### To be done
Every line containing the word "elementum" needs to be found and copied.

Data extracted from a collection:
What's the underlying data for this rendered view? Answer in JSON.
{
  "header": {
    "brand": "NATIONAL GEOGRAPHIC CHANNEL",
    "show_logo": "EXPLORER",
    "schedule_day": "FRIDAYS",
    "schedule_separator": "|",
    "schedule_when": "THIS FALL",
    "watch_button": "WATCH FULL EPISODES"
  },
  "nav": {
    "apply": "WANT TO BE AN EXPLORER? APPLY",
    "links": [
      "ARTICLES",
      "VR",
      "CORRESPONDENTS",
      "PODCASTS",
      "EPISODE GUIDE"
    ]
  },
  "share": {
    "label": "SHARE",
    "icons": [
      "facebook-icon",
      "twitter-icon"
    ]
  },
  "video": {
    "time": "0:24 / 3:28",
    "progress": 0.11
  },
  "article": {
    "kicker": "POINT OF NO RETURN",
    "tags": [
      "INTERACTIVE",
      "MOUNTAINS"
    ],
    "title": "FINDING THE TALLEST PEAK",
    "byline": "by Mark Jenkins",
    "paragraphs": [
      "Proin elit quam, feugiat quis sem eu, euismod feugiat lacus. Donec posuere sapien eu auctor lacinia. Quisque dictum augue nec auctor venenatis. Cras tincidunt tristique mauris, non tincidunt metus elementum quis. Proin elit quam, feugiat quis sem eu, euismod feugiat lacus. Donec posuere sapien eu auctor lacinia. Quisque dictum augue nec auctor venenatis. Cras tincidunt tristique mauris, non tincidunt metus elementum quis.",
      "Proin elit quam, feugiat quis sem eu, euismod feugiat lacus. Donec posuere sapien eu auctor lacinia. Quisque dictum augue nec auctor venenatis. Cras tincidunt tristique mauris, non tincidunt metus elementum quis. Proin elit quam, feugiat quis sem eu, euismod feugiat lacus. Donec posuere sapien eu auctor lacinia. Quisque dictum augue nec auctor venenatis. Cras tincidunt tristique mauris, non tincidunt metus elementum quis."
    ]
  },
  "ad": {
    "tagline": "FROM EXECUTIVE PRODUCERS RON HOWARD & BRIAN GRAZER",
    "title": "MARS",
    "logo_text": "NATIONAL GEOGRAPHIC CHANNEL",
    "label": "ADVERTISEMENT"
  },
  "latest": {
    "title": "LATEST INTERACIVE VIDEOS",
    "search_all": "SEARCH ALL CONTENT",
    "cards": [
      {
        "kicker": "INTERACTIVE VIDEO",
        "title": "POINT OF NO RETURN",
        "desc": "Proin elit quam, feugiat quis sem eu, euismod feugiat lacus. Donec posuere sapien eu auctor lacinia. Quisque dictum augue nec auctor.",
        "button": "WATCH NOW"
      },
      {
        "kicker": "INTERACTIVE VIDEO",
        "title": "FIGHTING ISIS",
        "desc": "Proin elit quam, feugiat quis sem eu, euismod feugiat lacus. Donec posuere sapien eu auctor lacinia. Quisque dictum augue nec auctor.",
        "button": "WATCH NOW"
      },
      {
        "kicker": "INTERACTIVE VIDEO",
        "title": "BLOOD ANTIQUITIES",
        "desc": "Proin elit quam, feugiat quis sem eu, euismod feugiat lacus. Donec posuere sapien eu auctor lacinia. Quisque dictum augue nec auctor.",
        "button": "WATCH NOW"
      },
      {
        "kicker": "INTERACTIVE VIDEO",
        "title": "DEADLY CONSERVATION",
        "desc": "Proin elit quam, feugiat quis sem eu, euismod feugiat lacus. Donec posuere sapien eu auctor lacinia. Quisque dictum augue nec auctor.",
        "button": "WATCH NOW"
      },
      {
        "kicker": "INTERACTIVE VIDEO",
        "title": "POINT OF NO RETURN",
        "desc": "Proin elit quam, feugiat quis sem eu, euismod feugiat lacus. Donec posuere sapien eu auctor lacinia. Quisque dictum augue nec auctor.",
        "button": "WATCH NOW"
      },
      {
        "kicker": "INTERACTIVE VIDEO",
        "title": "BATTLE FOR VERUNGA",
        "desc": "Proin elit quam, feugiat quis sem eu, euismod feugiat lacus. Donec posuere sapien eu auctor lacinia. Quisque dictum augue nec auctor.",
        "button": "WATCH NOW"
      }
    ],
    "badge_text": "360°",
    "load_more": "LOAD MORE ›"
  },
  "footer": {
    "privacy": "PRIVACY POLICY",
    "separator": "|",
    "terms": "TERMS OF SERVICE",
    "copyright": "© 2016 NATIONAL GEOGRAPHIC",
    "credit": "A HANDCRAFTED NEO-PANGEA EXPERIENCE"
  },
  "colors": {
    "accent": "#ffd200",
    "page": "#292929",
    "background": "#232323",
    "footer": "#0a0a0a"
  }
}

### Response to the exercise
      "Proin elit quam, feugiat quis sem eu, euismod feugiat lacus. Donec posuere sapien eu auctor lacinia. Quisque dictum augue nec auctor venenatis. Cras tincidunt tristique mauris, non tincidunt metus elementum quis. Proin elit quam, feugiat quis sem eu, euismod feugiat lacus. Donec posuere sapien eu auctor lacinia. Quisque dictum augue nec auctor venenatis. Cras tincidunt tristique mauris, non tincidunt metus elementum quis.",
      "Proin elit quam, feugiat quis sem eu, euismod feugiat lacus. Donec posuere sapien eu auctor lacinia. Quisque dictum augue nec auctor venenatis. Cras tincidunt tristique mauris, non tincidunt metus elementum quis. Proin elit quam, feugiat quis sem eu, euismod feugiat lacus. Donec posuere sapien eu auctor lacinia. Quisque dictum augue nec auctor venenatis. Cras tincidunt tristique mauris, non tincidunt metus elementum quis."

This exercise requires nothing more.